— begin TASK INPUT —

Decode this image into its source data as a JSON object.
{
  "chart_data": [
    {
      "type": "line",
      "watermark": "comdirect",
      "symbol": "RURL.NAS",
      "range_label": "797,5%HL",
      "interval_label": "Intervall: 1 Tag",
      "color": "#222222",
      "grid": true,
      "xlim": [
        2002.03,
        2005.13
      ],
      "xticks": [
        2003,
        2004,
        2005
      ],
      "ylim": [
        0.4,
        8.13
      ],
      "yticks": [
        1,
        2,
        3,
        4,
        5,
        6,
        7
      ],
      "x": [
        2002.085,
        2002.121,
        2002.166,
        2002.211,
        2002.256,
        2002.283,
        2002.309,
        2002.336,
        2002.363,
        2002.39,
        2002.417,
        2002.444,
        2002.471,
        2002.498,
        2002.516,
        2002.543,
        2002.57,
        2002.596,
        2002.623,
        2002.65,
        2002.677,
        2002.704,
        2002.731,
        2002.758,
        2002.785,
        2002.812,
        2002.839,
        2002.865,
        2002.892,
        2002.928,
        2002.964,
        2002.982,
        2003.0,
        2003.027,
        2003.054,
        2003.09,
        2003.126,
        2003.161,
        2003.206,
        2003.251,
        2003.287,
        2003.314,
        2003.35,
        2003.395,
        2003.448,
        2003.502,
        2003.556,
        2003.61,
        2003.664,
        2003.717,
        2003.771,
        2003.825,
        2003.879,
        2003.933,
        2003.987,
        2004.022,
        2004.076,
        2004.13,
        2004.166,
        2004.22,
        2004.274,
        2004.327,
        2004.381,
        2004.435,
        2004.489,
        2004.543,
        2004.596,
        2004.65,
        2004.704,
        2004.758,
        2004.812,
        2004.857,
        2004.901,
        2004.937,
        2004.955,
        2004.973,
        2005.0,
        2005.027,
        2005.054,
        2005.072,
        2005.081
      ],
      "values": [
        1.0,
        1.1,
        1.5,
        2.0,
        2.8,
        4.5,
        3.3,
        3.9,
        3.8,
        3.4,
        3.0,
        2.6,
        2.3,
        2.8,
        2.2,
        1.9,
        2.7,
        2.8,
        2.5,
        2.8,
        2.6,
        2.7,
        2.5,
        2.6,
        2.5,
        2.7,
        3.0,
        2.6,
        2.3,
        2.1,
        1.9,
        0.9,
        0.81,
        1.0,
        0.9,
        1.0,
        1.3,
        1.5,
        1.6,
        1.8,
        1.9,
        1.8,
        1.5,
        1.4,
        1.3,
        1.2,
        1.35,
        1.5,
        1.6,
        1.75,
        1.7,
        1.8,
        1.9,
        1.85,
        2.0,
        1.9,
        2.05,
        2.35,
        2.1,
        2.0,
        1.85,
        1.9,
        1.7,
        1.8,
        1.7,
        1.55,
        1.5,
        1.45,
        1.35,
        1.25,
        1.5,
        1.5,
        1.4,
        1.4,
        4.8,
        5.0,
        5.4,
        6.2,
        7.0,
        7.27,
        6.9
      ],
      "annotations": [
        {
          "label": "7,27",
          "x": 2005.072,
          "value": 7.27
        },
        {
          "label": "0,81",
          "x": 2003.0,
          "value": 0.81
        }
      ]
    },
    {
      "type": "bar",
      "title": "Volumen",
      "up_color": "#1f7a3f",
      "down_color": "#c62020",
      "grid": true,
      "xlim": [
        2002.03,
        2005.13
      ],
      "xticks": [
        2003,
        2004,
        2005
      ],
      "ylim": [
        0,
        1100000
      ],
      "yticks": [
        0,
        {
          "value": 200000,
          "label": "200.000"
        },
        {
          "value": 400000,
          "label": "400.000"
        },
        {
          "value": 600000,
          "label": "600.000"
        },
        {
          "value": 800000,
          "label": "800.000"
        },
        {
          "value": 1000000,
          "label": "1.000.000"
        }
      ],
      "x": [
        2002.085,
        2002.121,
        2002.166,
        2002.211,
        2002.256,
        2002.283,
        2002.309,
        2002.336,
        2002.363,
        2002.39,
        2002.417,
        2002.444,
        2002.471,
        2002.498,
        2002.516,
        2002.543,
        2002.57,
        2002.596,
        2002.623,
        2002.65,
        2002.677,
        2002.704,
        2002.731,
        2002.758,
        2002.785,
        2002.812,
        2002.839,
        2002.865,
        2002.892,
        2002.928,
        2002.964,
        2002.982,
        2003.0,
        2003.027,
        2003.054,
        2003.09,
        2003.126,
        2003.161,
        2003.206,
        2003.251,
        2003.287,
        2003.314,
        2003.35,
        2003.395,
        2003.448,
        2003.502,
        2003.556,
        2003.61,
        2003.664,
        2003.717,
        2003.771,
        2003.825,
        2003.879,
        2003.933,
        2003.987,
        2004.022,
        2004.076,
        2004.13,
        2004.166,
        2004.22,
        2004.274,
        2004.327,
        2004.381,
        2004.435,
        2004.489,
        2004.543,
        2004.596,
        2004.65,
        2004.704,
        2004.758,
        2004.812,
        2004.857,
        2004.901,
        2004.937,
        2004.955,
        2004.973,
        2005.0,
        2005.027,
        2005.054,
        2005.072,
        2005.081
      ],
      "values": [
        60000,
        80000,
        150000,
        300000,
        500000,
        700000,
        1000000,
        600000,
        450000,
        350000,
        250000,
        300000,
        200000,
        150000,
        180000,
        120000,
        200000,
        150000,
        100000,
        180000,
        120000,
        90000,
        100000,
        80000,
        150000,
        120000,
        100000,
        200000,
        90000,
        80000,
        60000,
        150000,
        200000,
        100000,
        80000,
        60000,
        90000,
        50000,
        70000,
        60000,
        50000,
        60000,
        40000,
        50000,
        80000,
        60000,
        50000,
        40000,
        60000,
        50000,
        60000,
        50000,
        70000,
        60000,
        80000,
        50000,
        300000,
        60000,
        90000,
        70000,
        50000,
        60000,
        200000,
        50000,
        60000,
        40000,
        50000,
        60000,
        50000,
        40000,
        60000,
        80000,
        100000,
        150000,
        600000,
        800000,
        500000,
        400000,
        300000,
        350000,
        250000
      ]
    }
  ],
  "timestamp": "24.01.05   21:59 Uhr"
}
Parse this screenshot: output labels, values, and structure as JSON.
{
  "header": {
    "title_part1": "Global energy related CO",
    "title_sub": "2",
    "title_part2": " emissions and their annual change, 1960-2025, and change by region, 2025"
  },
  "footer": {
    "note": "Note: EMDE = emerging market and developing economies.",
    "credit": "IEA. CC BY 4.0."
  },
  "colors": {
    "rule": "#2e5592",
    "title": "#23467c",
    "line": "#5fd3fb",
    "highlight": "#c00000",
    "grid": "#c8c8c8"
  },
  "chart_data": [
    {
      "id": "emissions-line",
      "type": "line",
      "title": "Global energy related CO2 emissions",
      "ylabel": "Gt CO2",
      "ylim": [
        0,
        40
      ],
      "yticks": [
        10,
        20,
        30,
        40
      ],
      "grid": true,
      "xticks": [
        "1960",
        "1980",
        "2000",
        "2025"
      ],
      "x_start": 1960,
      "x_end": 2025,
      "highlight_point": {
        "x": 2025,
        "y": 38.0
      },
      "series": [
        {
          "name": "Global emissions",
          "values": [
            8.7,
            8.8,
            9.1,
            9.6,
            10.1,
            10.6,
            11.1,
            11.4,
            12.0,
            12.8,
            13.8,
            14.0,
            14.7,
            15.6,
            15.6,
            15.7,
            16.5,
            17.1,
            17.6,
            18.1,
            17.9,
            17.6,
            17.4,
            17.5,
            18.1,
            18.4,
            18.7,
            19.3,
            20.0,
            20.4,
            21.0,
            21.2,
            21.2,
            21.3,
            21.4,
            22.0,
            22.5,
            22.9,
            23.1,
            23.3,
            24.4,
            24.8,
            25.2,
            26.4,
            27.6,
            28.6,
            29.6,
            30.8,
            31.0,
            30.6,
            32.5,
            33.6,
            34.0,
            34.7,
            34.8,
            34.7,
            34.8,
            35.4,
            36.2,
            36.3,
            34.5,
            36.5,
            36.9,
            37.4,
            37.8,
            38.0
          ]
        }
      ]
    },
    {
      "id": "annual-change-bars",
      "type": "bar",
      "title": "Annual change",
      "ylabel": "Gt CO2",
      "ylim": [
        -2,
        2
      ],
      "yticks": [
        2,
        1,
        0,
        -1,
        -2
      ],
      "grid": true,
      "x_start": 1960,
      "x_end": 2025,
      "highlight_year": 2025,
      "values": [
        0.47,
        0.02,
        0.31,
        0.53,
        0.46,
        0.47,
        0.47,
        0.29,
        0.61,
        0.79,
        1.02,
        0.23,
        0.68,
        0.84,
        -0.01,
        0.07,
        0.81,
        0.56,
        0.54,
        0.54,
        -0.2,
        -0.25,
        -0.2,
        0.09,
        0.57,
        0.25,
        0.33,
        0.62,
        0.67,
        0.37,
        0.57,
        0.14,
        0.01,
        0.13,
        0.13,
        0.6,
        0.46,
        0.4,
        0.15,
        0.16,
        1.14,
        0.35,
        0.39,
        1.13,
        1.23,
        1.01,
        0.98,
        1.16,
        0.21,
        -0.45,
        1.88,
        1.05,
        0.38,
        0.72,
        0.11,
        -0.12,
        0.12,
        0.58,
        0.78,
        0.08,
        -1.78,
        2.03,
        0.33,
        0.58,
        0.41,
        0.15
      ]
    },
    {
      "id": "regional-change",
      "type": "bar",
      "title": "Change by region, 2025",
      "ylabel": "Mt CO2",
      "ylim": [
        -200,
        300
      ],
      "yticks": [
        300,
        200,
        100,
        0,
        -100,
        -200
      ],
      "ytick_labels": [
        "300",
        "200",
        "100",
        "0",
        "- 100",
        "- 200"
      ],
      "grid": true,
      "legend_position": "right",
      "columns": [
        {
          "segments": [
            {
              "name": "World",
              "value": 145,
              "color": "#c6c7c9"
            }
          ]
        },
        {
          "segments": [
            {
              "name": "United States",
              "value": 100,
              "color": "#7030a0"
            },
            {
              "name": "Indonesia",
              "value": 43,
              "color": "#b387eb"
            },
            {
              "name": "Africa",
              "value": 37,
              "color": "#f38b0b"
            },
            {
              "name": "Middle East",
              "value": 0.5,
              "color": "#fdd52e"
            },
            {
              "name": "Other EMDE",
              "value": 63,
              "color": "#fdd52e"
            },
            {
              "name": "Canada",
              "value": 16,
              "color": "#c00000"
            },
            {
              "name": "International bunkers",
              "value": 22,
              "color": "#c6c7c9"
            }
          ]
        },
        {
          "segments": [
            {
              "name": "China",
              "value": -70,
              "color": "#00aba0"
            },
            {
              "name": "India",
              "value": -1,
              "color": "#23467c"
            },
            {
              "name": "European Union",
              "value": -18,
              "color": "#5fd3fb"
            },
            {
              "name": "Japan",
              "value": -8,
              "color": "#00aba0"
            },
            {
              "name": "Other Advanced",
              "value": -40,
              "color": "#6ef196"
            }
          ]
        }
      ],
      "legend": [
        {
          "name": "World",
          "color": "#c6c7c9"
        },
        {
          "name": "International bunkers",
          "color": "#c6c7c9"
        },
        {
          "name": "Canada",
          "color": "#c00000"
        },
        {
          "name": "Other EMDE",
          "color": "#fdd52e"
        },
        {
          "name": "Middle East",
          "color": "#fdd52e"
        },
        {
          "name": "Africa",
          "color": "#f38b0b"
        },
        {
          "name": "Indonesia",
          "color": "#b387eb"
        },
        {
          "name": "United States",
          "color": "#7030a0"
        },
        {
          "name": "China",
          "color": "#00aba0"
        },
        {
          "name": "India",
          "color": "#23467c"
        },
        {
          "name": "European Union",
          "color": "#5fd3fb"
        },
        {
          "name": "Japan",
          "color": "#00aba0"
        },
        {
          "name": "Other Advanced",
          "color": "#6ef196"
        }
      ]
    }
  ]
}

— end TASK INPUT —

TASK PROMPT:
Scan the material above for the string "International" and return the lines that hold it.

SOLUTION:
              "name": "International bunkers",
          "name": "International bunkers",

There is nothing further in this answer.